▶ Short problem
Spot each line in the records below where the word "MUHAMMED" occurs, then copy it.

Stored items
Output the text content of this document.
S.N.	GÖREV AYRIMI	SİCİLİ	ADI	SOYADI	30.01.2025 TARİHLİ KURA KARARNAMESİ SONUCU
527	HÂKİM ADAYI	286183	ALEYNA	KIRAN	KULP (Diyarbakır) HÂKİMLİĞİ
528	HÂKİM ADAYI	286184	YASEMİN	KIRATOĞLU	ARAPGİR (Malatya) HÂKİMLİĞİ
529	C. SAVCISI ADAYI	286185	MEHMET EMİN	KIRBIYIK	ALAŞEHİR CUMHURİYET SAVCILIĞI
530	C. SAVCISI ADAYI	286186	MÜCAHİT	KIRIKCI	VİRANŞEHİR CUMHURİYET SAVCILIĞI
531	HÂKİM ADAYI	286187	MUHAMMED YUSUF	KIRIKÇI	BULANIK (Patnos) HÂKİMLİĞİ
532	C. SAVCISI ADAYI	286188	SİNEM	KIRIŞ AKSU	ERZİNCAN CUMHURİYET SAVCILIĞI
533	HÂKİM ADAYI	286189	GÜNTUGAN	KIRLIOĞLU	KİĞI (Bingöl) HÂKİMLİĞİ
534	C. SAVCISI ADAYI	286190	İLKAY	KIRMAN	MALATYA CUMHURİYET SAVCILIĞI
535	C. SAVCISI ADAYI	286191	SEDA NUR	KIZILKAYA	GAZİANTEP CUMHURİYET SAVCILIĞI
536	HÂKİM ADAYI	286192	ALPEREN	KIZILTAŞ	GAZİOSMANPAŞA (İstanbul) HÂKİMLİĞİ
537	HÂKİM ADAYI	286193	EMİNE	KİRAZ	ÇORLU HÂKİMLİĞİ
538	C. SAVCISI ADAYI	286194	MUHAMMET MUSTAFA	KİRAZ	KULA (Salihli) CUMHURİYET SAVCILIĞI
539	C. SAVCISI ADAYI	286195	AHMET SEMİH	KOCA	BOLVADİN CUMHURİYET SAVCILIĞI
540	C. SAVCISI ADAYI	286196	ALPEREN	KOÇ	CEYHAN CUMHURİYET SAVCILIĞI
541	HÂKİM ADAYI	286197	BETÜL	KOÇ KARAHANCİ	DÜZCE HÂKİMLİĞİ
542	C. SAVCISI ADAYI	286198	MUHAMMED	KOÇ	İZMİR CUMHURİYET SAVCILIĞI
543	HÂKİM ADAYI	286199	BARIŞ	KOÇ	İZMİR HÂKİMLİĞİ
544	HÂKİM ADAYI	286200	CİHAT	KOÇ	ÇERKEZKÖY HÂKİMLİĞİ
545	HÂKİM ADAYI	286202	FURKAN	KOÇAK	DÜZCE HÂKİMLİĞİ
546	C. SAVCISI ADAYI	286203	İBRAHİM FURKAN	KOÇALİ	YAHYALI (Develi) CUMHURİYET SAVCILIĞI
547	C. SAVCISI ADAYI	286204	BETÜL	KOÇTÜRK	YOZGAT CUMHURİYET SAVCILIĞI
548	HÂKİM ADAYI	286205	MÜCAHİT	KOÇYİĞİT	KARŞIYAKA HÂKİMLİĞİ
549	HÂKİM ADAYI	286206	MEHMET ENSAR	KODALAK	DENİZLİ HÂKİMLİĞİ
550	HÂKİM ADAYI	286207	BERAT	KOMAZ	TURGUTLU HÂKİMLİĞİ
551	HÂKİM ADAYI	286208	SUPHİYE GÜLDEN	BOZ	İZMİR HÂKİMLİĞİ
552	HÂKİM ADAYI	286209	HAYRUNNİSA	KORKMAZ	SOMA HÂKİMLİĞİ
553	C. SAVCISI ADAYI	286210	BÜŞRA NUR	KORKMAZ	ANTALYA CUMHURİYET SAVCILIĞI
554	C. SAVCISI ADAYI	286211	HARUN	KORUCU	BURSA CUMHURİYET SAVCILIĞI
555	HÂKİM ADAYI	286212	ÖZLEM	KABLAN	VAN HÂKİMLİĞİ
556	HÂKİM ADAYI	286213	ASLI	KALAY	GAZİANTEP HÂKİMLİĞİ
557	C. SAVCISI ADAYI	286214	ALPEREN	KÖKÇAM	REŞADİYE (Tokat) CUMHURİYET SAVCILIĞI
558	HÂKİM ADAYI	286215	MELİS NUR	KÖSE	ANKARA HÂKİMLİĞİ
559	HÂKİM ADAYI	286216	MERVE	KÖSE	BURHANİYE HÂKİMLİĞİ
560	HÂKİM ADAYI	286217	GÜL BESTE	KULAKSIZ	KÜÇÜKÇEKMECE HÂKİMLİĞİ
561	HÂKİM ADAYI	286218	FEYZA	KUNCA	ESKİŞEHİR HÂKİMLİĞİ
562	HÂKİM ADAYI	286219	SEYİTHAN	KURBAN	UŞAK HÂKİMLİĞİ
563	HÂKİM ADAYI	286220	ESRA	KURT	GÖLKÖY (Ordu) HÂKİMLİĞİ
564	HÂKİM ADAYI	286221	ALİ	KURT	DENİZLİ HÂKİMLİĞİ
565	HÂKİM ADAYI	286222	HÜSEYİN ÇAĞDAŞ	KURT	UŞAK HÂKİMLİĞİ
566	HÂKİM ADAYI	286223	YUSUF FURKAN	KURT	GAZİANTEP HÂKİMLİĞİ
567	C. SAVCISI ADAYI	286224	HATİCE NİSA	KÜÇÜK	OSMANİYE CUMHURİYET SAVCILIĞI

▶ Exercise result
531	HÂKİM ADAYI	286187	MUHAMMED YUSUF	KIRIKÇI	BULANIK (Patnos) HÂKİMLİĞİ
542	C. SAVCISI ADAYI	286198	MUHAMMED	KOÇ	İZMİR CUMHURİYET SAVCILIĞI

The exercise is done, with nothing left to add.